What to do:
**A)** For each statement about the infant mortality release below, answer yes or no according to whether it agrees with the text, and quote the words that decide it. (i) Prematurity is the leading cause of death in the first month of life. (ii) The U.S. infant mortality rate declined 5 percent from 2007 to 2008. (iii) Strong Start is a partnership that includes the American College of Obstetricians and Gynecologists.
**B)** According to the infant mortality release below, what infant mortality rate did the 2010 preliminary mortality data show?

Excerpt to read:
Segment Open
WHITE PLAINS, N.Y., Sept. 4, 2012 /PRNewswire-USNewswire-HISPANIC PR WIRE/ — September is Infant Mortality Awareness Month and the March of Dimes is reminding pregnant women that every pregnancy, if it’s healthy, should go to at least 39 weeks — because even babies born just a few weeks too soon have a higher risk of illness and death in the first year of life than those born full-term.
Prematurity is the leading cause of death in the first month of life.
“Preventing premature birth saves lives,” said Dr. Jennifer L. Howse, president of the March of Dimes. “Thousands of babies each year do not live to see their first birthday because they were born too soon. No parent should ever have to experience the pain of losing a child from prematurity, or from any other cause.”
In 2008, nearly 10,000 babies died from preterm birth-related causes. Worldwide, more than million babies die each year because of their early birth.
After years of little or no improvement, the United States infant mortality rate declined 2 percent from 2007 to 2008 to 6.6 deaths for every 1,000 live births. The National Center for Health Statistics (NCHS) report found that all of this decrease in the infant mortality rate can be accounted for by a decrease in preterm births (birth before 37 completed weeks gestation). Data from death certificates has shown that since 2008, infant mortality has continued to drop, to 6.1 for every 1,000 live births, according to 2010 preliminary mortality data.
Through Strong Start, a partnership with the U.S. Department of Health and Human Services and the American College of Obstetricians and Gynecologists, the March of Dimes has been working to promote its Healthy Babies are Worth the Wait® campaign, which urges women and health care providers to avoid scheduling a medically unnecessary delivery before 39 weeks of pregnancy because important development of the brain, lungs and other organs occur during the last few weeks.
Segment Closed
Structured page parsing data
Segment Open
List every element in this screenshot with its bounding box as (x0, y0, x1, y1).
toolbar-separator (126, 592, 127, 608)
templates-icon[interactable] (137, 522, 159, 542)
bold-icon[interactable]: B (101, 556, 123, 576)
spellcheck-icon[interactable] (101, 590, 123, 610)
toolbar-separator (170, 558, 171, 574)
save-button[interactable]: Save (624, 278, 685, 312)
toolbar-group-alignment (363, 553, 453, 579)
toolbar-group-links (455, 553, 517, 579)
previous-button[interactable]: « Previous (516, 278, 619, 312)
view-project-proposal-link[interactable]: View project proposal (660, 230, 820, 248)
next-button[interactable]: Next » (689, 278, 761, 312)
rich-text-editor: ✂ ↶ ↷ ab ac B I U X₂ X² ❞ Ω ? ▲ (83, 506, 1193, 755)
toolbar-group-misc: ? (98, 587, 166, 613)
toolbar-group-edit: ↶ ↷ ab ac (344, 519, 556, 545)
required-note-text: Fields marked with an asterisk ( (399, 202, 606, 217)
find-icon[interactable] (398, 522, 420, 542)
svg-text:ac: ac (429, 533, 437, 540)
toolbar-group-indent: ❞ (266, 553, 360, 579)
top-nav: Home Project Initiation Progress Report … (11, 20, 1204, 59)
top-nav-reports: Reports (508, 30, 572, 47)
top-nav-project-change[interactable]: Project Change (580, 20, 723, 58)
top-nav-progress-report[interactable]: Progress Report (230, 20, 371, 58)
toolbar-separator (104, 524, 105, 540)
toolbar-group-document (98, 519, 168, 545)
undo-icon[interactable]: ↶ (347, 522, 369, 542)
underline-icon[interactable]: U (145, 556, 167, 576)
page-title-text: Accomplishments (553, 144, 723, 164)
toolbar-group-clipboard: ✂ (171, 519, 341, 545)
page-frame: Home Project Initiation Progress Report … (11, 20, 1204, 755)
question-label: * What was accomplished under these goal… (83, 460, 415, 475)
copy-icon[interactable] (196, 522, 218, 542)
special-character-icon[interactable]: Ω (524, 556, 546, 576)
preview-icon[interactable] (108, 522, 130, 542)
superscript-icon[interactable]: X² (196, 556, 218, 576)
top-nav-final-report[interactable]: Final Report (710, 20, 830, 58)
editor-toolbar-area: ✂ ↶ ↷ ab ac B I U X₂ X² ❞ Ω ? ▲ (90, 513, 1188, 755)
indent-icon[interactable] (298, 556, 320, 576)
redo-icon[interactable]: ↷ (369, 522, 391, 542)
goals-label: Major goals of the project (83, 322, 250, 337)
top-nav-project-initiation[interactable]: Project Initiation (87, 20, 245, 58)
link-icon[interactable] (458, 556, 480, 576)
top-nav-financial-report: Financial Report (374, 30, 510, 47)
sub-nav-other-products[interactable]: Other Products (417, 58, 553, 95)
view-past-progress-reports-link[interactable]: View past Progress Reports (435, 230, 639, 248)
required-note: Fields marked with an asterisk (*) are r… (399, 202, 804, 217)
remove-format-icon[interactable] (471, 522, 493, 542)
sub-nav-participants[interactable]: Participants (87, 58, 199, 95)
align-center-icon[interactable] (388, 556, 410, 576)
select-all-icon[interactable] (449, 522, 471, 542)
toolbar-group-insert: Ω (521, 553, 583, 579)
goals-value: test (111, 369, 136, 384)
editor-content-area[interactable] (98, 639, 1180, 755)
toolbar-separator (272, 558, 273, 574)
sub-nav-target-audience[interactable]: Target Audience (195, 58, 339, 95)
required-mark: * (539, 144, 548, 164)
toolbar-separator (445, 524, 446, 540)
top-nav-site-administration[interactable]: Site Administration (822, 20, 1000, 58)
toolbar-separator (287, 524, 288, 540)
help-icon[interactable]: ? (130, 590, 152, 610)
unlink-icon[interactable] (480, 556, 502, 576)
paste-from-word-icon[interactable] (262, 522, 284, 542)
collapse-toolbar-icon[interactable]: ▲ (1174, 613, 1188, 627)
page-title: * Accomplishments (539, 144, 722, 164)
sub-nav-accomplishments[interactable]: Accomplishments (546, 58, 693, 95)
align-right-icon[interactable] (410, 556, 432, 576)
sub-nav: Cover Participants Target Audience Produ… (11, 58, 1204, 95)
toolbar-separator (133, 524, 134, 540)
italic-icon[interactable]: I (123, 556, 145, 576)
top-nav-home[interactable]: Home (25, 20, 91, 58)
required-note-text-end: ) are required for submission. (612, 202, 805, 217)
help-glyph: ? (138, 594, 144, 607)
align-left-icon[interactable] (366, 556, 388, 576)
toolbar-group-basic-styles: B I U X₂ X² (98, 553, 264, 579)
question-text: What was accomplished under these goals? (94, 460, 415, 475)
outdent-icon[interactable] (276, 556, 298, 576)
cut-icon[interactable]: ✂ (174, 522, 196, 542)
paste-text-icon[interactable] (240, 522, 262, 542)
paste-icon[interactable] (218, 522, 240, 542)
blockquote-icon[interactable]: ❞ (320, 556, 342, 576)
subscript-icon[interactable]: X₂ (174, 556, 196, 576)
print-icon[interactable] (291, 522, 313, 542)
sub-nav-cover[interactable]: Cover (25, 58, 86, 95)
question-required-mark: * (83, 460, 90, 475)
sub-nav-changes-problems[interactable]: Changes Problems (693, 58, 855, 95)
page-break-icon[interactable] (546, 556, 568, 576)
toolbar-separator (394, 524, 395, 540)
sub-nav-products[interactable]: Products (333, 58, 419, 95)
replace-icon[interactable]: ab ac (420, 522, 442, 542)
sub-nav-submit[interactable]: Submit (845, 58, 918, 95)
Segment Closed
Responses by item number:
**A)**
(i) Yes: "Prematurity is the leading cause of death in the first month of life."
(ii) No: "the United States infant mortality rate declined 2 percent from 2007 to 2008"
(iii) Yes: "a partnership with the U.S. Department of Health and Human Services and the American College of Obstetricians and Gynecologists"

**B)** 6.1 for every 1,000 live births.